Task details
Extract the records in full, leaving every picture out.

Entries from a dataset:

# # # #

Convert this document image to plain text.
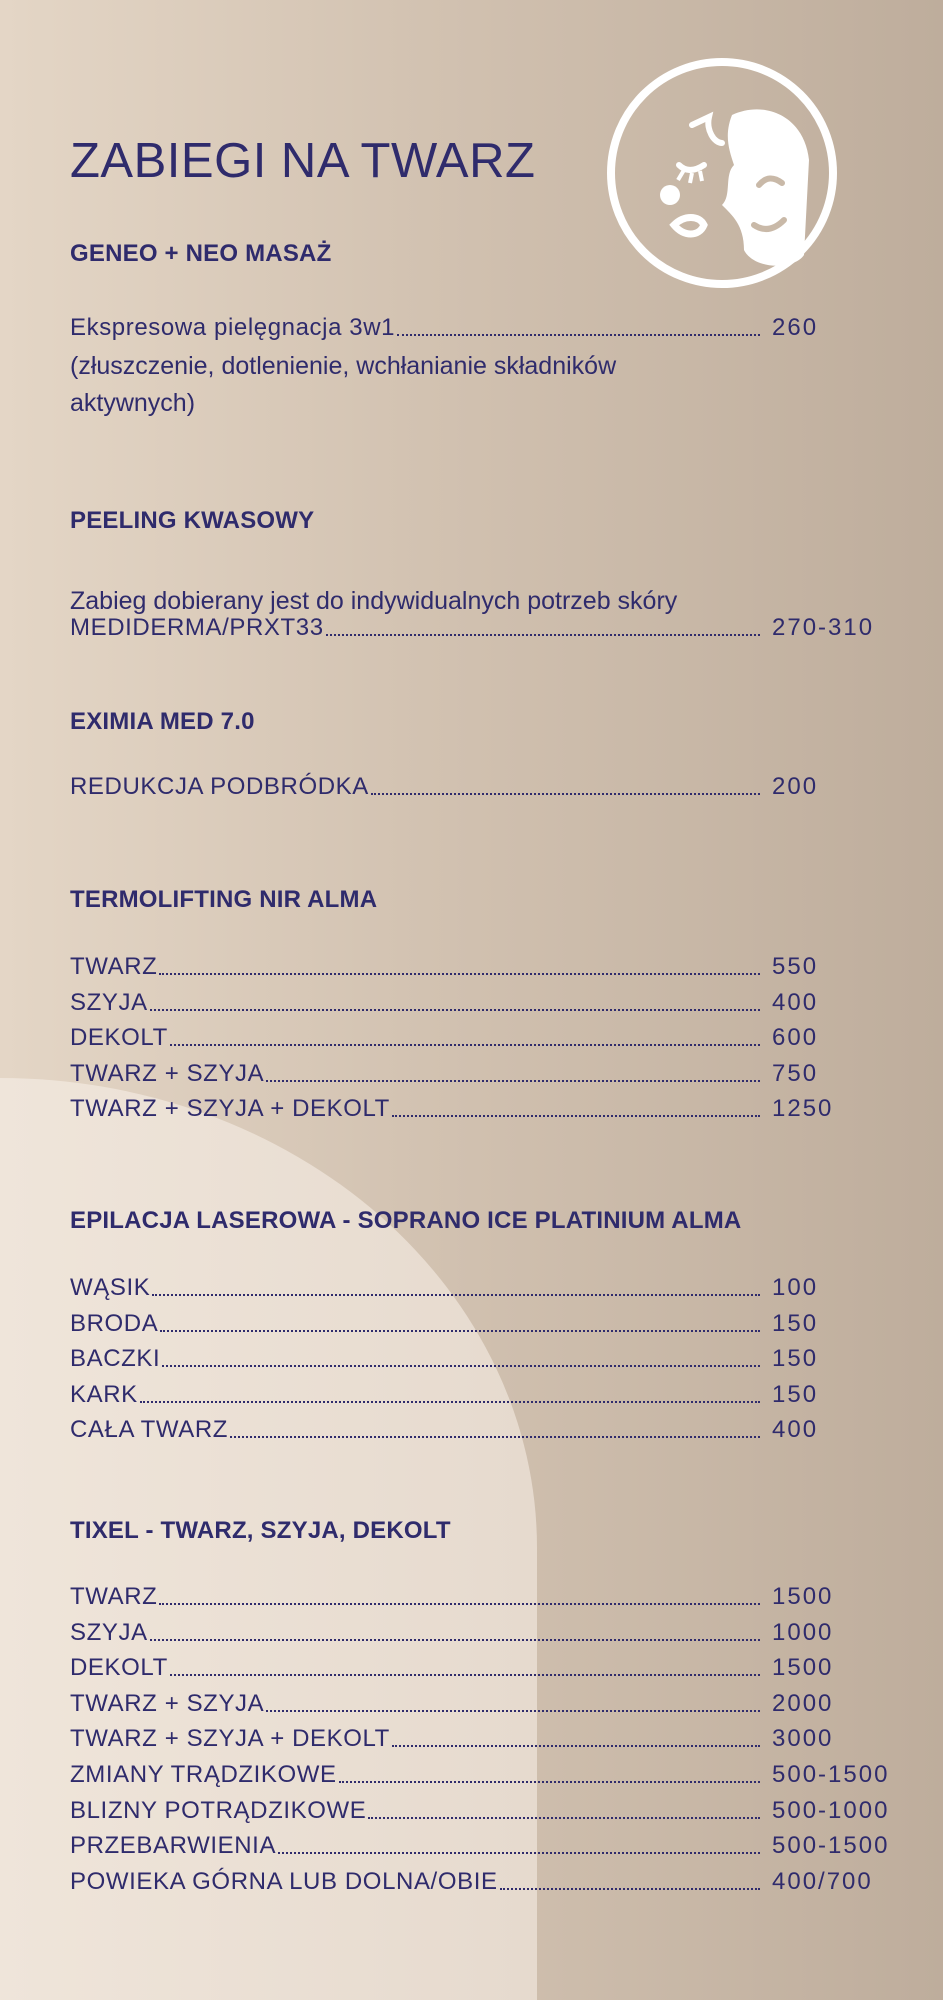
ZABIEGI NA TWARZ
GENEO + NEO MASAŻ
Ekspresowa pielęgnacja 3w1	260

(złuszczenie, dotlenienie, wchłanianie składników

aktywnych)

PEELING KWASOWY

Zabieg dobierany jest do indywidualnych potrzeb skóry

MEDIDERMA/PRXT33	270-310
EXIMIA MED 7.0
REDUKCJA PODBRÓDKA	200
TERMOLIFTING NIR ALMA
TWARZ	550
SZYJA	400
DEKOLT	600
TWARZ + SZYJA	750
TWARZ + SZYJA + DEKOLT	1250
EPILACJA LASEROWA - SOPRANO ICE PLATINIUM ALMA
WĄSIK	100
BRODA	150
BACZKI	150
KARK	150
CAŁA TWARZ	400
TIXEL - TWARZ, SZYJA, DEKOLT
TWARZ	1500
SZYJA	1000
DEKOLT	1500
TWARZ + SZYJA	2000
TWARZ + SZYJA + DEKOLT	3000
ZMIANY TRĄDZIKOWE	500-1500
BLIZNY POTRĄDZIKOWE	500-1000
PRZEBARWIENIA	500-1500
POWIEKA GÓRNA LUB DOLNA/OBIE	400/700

# # # #

Final result
Convert this document image to plain text.
ZABIEGI NA TWARZ
GENEO + NEO MASAŻ
Ekspresowa pielęgnacja 3w1	260

(złuszczenie, dotlenienie, wchłanianie składników

aktywnych)

PEELING KWASOWY

Zabieg dobierany jest do indywidualnych potrzeb skóry

MEDIDERMA/PRXT33	270-310
EXIMIA MED 7.0
REDUKCJA PODBRÓDKA	200
TERMOLIFTING NIR ALMA
TWARZ	550
SZYJA	400
DEKOLT	600
TWARZ + SZYJA	750
TWARZ + SZYJA + DEKOLT	1250
EPILACJA LASEROWA - SOPRANO ICE PLATINIUM ALMA
WĄSIK	100
BRODA	150
BACZKI	150
KARK	150
CAŁA TWARZ	400
TIXEL - TWARZ, SZYJA, DEKOLT
TWARZ	1500
SZYJA	1000
DEKOLT	1500
TWARZ + SZYJA	2000
TWARZ + SZYJA + DEKOLT	3000
ZMIANY TRĄDZIKOWE	500-1500
BLIZNY POTRĄDZIKOWE	500-1000
PRZEBARWIENIA	500-1500
POWIEKA GÓRNA LUB DOLNA/OBIE	400/700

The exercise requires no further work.